_To do_.
Edit the rows from the start through the line containing "1029, 540, 1104]", replacing "chevron-right-icon" with "arrow-right-icon" and leaving everything else unchanged, then give only those edited lines.

======== Extracted entries

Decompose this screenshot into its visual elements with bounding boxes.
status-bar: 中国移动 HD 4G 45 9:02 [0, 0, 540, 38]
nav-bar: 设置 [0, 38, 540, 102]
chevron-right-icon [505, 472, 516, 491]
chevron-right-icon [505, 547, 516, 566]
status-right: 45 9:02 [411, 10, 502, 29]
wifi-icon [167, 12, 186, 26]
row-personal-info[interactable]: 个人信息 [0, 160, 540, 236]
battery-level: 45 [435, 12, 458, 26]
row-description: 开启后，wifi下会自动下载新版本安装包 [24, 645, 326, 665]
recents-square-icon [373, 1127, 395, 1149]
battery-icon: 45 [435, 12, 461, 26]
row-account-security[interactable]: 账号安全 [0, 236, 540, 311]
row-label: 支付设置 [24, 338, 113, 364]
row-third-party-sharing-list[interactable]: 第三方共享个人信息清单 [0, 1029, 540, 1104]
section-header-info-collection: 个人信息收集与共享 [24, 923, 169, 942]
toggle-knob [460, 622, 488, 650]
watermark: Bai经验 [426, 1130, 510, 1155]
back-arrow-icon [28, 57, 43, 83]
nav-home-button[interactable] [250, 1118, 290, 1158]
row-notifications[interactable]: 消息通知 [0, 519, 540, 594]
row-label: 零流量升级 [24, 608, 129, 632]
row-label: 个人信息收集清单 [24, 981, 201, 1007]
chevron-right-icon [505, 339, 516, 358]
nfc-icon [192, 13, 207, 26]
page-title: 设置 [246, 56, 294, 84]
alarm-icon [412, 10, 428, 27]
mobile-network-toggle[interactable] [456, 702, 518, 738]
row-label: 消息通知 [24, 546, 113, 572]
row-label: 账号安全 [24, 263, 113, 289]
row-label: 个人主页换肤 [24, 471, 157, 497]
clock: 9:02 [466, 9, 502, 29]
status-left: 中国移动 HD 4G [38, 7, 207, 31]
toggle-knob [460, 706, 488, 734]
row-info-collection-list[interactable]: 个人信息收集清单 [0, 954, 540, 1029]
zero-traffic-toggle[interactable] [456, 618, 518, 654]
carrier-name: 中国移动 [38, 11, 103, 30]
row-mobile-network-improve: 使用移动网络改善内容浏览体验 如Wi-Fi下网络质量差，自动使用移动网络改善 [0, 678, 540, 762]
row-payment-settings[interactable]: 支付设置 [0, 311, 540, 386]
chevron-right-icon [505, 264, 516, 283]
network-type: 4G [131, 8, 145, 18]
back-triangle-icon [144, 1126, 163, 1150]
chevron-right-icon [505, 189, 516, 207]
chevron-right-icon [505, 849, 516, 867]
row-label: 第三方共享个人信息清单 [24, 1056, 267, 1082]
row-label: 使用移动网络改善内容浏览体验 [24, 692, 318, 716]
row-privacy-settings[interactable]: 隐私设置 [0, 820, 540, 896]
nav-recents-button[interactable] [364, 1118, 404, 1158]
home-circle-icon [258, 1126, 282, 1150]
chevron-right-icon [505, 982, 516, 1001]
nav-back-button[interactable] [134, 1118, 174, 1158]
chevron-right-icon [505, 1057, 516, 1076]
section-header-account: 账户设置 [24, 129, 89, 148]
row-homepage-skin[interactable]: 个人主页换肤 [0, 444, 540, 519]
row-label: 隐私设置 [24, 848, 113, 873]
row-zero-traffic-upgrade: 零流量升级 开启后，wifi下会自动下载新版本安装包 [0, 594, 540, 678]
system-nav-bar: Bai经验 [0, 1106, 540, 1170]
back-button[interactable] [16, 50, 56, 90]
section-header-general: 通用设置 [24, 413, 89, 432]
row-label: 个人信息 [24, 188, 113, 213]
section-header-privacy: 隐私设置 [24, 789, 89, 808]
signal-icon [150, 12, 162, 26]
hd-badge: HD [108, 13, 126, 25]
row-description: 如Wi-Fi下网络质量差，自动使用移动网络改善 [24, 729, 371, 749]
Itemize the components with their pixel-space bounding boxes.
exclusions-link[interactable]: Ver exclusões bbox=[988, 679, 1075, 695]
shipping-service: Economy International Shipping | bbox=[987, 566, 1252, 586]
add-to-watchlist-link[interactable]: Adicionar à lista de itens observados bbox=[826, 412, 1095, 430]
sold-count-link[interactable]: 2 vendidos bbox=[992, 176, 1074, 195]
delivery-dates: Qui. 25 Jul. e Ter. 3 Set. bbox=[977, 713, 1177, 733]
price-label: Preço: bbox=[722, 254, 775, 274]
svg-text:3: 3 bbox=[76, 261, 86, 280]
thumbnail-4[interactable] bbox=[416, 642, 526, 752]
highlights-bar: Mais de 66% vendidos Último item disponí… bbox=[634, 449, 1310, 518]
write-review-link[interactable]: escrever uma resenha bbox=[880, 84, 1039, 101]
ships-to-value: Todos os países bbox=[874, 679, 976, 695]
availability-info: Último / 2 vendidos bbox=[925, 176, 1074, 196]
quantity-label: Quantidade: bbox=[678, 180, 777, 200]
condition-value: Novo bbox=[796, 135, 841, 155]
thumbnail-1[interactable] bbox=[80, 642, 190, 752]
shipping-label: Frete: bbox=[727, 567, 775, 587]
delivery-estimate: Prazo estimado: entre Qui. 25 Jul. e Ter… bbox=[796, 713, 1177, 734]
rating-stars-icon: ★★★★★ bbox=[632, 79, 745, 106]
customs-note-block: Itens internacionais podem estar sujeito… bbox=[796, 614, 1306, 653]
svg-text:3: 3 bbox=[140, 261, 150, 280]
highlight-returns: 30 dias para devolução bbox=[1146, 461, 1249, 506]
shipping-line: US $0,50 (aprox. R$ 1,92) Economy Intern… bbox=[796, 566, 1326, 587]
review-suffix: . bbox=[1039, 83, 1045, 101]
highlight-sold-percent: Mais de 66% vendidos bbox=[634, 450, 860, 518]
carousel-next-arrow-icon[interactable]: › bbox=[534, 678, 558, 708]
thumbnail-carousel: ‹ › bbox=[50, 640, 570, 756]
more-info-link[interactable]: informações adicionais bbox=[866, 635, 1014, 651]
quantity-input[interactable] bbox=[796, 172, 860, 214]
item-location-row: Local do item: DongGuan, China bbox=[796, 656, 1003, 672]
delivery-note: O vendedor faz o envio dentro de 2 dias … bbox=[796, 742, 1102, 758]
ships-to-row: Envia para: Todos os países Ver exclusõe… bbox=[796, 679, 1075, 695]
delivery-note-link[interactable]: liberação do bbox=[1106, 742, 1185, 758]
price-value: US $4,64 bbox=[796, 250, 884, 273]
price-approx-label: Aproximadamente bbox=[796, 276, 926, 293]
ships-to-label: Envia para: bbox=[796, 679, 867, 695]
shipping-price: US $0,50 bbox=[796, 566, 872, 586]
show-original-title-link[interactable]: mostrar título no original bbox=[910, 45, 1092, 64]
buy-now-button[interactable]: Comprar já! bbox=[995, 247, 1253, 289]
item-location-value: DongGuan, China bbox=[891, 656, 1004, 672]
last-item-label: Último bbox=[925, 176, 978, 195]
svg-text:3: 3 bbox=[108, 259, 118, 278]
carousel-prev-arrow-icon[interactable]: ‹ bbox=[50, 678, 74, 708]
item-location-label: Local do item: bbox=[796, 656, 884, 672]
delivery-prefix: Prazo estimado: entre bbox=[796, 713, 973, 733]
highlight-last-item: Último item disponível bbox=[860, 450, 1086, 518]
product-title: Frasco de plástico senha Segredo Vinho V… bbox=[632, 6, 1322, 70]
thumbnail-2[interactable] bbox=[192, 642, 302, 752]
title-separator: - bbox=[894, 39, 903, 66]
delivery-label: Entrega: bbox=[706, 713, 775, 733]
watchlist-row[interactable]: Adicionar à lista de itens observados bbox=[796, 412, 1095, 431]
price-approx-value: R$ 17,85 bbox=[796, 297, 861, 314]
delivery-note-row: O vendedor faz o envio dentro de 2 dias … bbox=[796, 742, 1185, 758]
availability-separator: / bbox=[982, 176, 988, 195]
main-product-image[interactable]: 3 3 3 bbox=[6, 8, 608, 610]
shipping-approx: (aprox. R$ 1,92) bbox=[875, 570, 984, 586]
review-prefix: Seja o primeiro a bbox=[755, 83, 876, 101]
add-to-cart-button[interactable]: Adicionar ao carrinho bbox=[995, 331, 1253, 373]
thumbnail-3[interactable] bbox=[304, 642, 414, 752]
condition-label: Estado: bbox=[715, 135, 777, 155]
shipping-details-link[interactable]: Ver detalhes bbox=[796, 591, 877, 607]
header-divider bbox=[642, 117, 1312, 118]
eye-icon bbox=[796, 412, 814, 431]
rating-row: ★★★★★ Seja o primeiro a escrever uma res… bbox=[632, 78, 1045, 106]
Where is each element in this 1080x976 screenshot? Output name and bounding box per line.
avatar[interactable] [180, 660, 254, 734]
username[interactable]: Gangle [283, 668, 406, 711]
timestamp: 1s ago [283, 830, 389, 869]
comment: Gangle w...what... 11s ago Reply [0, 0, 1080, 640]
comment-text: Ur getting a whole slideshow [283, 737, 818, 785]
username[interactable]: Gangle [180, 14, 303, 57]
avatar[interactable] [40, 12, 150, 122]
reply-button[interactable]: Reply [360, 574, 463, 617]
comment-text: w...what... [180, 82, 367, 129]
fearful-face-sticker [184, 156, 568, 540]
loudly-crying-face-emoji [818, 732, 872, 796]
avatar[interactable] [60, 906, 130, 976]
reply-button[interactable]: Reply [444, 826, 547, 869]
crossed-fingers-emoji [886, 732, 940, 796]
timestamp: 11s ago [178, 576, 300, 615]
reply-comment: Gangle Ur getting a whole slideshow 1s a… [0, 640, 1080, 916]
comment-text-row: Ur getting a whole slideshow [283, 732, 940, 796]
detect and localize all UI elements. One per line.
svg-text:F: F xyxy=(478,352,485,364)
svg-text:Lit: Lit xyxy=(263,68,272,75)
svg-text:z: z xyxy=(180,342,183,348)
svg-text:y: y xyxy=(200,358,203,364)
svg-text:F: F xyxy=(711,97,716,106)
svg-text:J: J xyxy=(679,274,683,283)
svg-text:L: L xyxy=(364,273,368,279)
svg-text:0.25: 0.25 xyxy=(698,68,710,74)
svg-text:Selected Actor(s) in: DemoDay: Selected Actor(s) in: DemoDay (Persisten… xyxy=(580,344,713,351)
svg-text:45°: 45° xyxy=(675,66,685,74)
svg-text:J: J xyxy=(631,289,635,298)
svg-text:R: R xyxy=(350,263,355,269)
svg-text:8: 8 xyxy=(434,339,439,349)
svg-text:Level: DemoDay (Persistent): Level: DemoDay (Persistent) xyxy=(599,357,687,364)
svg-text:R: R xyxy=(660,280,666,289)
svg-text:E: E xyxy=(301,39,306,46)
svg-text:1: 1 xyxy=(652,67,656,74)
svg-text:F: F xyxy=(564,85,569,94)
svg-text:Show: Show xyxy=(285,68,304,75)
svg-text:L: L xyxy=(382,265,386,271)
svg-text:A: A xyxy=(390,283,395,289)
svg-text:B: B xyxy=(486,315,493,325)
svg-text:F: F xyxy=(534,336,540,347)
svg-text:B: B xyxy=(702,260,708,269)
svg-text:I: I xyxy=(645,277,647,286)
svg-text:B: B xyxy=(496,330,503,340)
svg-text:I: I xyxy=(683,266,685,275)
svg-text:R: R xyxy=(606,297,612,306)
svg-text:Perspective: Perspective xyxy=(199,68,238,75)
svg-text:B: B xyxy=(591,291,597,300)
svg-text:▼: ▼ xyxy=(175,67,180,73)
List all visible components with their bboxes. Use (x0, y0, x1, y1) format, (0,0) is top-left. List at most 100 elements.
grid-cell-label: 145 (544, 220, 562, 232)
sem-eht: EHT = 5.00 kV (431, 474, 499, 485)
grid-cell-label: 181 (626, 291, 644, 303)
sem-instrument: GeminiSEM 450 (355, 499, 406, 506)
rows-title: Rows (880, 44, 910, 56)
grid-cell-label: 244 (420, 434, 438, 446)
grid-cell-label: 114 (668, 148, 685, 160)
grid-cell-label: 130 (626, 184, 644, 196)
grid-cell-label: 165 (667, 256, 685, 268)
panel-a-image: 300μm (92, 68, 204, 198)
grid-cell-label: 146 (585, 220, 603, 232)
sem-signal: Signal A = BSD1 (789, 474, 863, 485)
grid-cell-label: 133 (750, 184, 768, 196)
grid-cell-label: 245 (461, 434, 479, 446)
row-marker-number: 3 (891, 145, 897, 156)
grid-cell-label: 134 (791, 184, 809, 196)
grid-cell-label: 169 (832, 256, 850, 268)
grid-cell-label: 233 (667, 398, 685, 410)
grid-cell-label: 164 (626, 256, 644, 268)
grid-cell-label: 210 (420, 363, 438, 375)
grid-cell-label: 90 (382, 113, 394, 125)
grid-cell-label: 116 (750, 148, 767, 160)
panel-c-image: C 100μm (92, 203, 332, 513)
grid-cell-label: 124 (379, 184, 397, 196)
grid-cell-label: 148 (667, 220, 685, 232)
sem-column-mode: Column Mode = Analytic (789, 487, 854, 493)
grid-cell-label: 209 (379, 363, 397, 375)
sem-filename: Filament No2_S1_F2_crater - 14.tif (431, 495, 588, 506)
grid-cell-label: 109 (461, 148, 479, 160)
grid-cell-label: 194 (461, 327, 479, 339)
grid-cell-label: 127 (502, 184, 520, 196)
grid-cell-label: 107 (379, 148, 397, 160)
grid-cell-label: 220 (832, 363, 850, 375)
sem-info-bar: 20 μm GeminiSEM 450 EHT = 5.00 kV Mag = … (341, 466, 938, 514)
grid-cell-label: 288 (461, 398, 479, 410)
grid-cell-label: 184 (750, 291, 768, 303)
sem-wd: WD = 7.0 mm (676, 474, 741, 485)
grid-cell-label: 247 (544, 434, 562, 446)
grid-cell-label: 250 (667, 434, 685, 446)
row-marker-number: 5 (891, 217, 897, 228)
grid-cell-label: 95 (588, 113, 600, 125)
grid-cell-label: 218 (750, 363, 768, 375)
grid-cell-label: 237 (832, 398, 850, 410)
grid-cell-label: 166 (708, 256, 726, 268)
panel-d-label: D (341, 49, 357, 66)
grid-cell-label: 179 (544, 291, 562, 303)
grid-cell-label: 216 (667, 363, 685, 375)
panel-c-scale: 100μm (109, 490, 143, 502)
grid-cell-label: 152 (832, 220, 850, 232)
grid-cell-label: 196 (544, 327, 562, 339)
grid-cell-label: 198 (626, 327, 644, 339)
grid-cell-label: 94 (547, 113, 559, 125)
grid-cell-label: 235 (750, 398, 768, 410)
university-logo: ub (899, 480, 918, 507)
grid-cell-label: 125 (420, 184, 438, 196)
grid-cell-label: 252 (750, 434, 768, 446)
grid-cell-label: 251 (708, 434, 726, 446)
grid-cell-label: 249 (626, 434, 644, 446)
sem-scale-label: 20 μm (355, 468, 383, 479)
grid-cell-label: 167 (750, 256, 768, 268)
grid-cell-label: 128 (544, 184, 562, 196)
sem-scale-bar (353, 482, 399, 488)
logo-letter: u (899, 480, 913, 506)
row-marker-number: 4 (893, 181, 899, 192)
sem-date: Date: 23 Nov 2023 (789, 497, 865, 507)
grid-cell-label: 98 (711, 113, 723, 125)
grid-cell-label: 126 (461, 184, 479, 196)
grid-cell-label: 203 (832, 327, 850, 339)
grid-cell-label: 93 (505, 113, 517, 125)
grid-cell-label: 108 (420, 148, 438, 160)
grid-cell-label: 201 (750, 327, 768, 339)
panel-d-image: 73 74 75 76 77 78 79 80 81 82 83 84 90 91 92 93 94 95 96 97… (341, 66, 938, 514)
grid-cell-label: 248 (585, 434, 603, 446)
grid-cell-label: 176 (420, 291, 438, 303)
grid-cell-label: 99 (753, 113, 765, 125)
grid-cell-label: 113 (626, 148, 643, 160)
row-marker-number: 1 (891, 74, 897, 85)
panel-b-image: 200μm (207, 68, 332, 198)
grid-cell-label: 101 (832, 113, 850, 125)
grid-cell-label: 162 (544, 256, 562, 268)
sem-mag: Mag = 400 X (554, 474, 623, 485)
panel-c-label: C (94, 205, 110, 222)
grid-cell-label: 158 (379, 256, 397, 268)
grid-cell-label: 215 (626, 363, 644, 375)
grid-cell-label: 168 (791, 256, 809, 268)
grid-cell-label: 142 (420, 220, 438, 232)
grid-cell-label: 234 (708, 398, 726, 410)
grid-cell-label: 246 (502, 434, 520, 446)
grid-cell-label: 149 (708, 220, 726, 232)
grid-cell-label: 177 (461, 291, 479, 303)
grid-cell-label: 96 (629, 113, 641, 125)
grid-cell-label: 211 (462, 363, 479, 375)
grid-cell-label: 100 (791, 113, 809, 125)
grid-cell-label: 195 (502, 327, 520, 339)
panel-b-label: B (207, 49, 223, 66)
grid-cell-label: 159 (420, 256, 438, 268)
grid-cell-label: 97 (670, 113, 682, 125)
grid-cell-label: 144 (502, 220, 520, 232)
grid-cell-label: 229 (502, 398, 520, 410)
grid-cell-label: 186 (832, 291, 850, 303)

================

_Response to this task_.
Decompose this screenshot into its visual elements with bounding boxes.
status-bar: 中国移动 HD 4G 45 9:02 [0, 0, 540, 38]
nav-bar: 设置 [0, 38, 540, 102]
arrow-right-icon [505, 472, 516, 491]
arrow-right-icon [505, 547, 516, 566]
status-right: 45 9:02 [411, 10, 502, 29]
wifi-icon [167, 12, 186, 26]
row-personal-info[interactable]: 个人信息 [0, 160, 540, 236]
battery-level: 45 [435, 12, 458, 26]
row-description: 开启后，wifi下会自动下载新版本安装包 [24, 645, 326, 665]
recents-square-icon [373, 1127, 395, 1149]
battery-icon: 45 [435, 12, 461, 26]
row-account-security[interactable]: 账号安全 [0, 236, 540, 311]
row-label: 支付设置 [24, 338, 113, 364]
row-third-party-sharing-list[interactable]: 第三方共享个人信息清单 [0, 1029, 540, 1104]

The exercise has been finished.